Mitte Mai wurde bereits die Entscheidung über einen Antrag einiger Abgeordneter des Übergangsparlamentes vertagt, die die monatliche Hilfe für Alte pauschal um 70 Mark erhöhen wollten. Unter dem scheidenden britischen Gouverneur Christopher Patten wurden die Sozialausgaben in den vergangenen fünf Jahren um real 70 Prozent erhöht. Ihr Anteil am Gesamtbudget stieg jedoch kaum. Zugleich erhöhte sich die Zahl der Sozialhilfefälle von 82.000 auf 166.700. Die sich kommunistisch nennende chinesische Regierung griff Patten, einen ehemaligen Vorsitzenden der britischen Konservativen Partei, wiederholt wegen der Erhöhung der Sozialausgaben an. Denn China will, daß Hongkong Überschüsse macht. Sie betrugen im vorigen Jahr 3,35 Milliarden Mark.

Die Analphabetin Ho wäre ohne die Sozialarbeiterin von Soco nicht in der Lage gewesen, überhaupt Unterstützung zu beantragen. „Das System ist sehr kompliziert“, sagt Ho mit einem Kopfschütteln. Hongkongs Elite hält nichts von höheren Sozialausgaben, sieht aber ein, daß aus Gründen der Stabilität etwas für die Ärmsten getan werden muß. „Das sind die Menschen, die unsere robuste freie Marktwirtschaft nicht immer angemessen belohnen kann“, meint der künftige Regierungschef Tung bei einem Wohlfahrtsdinner zur Eröffnung des neuen Kongreßzentrums.

Der über eine Milliarde Mark teure Prachtbau ähnelt dem Opernhaus in Sydney. Damit in der Nacht auf den 1. Juli beim Bankett mit 4.000 Gästen zur Übergabe Hongkongs nichts schiefgeht, wird schon einmal geübt. Im Saal zwei im dritten Stock wird ein Essen für 2.800 Personen gegeben. Hongkongs Elite strömt auf roten Teppichen in das neue Gebäude und feiert sich selbst bei Champagner und Riesengarnelen. Die Reichen geben sich dabei dem Gefühl hin, Gutes zu tun. Pro 12-Personen-Tisch haben sie 2.200 bis 22.200 Mark gezahlt. Alle 227 Tische sind besetzt. Für die Wohlfahrt kommen 1,55 Millionen Mark zusammen.

„Es mag als Widerspruch erscheinen, daß wir mit teurem Essen Geld für die Armen sammeln, aber so funktioniert das hier. Das eine Million Dollar (220.000 Mark) teure Essen haben Firmen gesponsort, die sich dafür präsentieren konnten. Uns kamen alle Einnahmen zugute“, erklärt Darwin Chen vom Community Chest, einem industrienahen Wohlfahrtsfonds. Statt staatlicher Sozialleistungen bevorzugen Hongkongs Tycoone noble Wohlfahrtsdinner und Firmenspenden, bei denen sie sich medienwirksam als gemeinnützig präsentieren können.

*****

## DEINE AUFGABE
Führe den Text über Sozialausgaben und Wohltätigkeit in Hongkong im Anschluss an seinen letzten Satz fort.

*****

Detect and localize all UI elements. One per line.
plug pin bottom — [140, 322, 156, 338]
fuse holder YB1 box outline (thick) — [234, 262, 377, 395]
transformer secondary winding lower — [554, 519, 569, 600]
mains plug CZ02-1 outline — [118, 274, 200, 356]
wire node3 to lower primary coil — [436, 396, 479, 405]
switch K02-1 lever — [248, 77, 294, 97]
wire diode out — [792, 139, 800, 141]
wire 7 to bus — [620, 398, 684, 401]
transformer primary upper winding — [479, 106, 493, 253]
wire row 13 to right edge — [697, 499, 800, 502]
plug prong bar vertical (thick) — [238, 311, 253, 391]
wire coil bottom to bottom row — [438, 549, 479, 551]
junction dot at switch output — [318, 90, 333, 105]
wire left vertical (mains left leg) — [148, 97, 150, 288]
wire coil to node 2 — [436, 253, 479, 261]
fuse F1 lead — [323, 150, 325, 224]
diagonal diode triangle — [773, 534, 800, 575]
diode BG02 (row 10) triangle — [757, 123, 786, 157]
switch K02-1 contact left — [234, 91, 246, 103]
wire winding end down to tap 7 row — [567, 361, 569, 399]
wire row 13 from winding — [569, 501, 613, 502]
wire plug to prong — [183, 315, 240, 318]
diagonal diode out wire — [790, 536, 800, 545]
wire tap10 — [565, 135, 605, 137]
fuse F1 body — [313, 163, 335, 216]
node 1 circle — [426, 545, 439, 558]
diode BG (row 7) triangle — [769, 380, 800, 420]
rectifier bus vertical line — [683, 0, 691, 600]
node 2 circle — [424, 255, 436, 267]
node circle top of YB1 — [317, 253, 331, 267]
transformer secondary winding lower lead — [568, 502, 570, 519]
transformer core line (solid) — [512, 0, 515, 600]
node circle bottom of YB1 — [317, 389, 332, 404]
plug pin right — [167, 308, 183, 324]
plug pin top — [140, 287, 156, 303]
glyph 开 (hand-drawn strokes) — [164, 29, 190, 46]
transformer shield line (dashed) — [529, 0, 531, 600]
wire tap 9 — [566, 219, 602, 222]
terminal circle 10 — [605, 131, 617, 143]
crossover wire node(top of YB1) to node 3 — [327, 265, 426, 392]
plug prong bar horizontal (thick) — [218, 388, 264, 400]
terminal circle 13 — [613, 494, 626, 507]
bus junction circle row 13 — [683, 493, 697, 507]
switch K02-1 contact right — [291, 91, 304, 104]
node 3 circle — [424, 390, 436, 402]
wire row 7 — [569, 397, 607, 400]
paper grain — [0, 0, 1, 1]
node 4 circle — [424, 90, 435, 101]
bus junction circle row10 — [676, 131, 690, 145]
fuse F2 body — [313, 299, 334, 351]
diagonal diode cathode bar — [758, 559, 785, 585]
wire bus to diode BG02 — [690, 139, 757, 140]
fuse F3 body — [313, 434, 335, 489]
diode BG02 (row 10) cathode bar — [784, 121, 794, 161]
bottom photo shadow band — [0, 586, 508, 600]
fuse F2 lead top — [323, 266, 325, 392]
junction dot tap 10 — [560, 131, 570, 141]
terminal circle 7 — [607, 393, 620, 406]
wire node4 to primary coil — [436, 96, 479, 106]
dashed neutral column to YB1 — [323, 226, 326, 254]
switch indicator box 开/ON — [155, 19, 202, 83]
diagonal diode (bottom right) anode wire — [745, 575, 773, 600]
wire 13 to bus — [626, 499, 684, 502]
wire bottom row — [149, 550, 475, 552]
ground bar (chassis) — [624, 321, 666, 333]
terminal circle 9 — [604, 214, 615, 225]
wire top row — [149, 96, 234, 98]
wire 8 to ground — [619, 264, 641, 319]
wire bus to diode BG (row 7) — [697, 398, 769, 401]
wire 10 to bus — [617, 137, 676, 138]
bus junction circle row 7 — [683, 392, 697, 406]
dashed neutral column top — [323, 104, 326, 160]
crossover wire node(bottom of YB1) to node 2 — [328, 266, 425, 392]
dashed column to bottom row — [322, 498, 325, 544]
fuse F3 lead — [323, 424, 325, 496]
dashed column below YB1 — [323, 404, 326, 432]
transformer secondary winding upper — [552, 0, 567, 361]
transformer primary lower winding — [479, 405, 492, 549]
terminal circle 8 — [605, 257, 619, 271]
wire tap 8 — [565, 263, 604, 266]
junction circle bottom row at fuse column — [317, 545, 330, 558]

*****

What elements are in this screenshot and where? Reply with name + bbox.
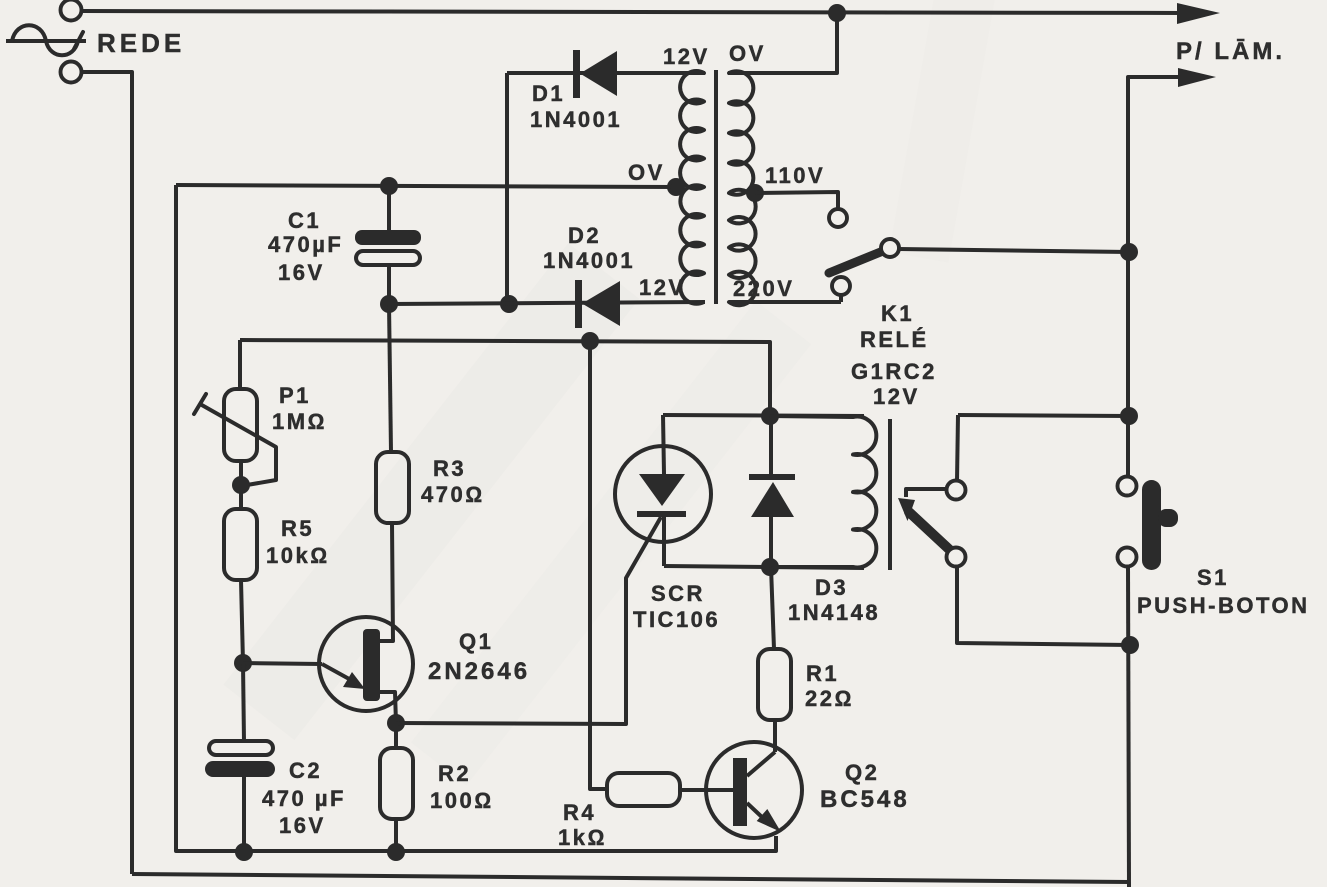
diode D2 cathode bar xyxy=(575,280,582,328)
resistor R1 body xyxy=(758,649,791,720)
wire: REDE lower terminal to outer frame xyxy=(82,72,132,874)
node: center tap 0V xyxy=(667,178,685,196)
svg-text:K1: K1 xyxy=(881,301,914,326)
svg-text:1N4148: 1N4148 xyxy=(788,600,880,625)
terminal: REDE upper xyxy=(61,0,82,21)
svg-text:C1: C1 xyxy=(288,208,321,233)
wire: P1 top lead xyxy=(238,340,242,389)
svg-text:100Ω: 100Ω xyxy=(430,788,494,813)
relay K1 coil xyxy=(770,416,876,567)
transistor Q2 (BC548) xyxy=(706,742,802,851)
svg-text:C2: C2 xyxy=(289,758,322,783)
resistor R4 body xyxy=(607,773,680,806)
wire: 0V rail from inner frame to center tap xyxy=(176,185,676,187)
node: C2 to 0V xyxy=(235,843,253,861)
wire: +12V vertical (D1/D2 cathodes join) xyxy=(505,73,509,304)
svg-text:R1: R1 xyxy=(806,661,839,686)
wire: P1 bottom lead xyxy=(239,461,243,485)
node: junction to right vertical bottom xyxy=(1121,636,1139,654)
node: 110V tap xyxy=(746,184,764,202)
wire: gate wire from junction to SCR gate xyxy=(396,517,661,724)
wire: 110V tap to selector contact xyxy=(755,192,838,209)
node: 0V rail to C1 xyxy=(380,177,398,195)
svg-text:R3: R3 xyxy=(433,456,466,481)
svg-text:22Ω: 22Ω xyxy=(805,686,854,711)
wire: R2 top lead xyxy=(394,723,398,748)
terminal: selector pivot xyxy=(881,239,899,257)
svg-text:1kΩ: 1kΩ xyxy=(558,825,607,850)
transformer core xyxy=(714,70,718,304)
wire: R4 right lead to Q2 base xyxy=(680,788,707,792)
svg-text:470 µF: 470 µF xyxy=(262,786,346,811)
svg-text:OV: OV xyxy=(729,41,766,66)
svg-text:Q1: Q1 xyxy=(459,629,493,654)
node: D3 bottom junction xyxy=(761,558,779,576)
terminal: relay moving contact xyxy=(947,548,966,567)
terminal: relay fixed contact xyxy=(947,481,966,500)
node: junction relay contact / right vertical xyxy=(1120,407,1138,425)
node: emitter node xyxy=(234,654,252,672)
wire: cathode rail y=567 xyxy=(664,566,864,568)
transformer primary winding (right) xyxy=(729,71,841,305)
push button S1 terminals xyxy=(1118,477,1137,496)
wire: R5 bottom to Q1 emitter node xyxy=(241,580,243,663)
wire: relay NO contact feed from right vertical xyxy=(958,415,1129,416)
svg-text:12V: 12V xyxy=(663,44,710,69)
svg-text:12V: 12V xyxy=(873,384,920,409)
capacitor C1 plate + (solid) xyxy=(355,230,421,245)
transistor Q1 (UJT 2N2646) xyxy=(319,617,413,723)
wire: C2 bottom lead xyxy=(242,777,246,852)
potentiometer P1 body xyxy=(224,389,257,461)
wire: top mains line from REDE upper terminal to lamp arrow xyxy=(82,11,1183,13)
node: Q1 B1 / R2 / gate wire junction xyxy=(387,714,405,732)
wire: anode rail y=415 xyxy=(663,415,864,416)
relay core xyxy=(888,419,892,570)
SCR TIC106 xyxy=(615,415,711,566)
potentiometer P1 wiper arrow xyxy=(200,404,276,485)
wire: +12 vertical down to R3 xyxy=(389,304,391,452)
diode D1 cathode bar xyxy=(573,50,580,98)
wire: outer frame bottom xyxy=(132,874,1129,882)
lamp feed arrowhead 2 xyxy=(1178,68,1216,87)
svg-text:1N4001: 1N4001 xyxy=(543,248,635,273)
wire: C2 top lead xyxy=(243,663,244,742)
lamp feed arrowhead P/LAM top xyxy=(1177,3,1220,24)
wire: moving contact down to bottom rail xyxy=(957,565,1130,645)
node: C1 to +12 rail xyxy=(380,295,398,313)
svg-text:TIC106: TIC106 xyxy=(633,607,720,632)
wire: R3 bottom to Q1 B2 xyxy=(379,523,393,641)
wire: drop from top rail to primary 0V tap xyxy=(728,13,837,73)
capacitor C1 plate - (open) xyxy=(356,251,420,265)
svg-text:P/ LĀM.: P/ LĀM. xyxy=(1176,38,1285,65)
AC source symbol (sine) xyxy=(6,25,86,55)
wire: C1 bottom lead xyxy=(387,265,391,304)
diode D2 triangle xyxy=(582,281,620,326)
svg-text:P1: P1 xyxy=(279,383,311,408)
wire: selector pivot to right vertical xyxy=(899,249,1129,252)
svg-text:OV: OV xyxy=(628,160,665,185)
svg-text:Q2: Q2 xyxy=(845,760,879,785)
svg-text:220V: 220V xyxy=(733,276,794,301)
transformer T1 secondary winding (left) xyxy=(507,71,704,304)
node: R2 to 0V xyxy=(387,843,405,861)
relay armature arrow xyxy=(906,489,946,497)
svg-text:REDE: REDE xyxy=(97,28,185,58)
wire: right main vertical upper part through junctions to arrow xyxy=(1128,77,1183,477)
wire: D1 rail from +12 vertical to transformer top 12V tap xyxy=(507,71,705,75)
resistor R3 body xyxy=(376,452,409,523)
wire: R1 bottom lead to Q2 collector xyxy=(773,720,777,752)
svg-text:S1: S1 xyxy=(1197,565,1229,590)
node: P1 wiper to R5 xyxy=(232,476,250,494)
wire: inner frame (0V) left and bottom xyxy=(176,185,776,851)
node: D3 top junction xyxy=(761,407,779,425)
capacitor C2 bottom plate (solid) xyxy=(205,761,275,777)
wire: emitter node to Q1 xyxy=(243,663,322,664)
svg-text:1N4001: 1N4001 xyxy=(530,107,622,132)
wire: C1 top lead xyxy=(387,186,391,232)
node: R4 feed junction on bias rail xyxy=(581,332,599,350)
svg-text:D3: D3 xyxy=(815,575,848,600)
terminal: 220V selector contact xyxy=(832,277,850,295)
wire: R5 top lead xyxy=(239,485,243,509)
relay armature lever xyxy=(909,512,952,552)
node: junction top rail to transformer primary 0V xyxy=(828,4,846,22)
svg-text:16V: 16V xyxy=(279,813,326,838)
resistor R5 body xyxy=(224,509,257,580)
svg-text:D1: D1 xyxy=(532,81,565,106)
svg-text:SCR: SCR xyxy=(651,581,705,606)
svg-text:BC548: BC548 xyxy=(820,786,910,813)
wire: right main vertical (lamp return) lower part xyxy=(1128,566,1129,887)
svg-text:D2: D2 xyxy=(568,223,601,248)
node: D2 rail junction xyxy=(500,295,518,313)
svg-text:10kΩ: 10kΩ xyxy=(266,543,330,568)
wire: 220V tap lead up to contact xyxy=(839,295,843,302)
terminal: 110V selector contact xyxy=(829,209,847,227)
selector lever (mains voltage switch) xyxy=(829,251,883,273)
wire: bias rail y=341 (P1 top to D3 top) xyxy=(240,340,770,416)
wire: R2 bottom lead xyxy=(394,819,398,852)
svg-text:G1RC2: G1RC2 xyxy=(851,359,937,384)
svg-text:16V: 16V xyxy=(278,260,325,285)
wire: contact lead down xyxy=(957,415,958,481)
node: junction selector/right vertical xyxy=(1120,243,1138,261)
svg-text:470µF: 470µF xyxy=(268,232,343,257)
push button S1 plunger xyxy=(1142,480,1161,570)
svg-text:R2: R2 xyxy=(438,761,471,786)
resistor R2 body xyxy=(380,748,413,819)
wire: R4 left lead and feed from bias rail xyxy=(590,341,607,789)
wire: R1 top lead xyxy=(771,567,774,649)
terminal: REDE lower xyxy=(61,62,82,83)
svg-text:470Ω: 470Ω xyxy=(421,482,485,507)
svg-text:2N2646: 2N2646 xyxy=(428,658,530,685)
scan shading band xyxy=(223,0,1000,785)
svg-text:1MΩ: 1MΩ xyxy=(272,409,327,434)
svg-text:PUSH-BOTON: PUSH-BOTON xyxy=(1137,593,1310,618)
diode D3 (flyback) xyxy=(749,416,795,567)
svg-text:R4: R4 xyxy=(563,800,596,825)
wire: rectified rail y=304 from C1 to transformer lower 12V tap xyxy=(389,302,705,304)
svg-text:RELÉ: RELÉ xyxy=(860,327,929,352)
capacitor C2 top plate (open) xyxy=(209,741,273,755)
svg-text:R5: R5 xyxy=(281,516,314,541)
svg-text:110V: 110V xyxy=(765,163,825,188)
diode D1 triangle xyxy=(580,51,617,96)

*****

## ERGEBNIS
Der Community Chest wurde 1968 nach sozialen Unruhen gegründet. 1996 wurden 41,8 Millionen Mark an 140 Wohlfahrtsverbände überwiesen. Alle Einnahmen des professionell verwalteten Fonds fließen in die Wohlfahrt. Die Verwaltungskosten trägt der Hongkong Jockey Club, dem dafür Steuern erlassen wurden. Wie im Jockey Club geben auch beim Community Chest Unternehmer den Ton an und entscheiden, wer gefördert wird und wer nicht. „Wir überlegen uns natürlich zweimal, ob wir eine Organisation fördern, die den Interessen der Industrie schadet“, sagt Chen in seinem Büro im 18. Stock eines Hochhausturms aus Marmor und Glas. „Wir geben den Spendern ein gutes Image und dienen der Harmonie.“ Der Chest biete Unternehmern die Chance, in seinen Komitees gesellschaftliche Führungsqualitäten unter Beweis zu stellen. Im politischen System der Kolonie sei dies bis vor kurzem kaum möglich gewesen. Mit dem Großreeder Tung wird am 1. Juli ein Tycoon Regierungschef, der zehn Jahre Gremien des Chests geleitet hat. „Wir haben einen wahren Führer geschaffen“, so Chen stolz.

Auch Sozialarbeiter Ho beantragte beim Community Chest Geld für seine Organisation Soco. Sie kämpft für 3.000 sogenannte „Käfigmenschen“, die noch eine soziale Stufe unter Madame Ho in bettgroßen Gittercontainern leben. Soco machte das krasse Elend international bekannt. Doch der Chest ordnete Soco als politisch und damit als nicht förderungswürdig ein. Erst nach kritischen Presseberichten werden Soco seit kurzem zwei Sozialarbeiter für die Käfigmenschen finanziert. Eine einzigartige Ausnahme, so Chen.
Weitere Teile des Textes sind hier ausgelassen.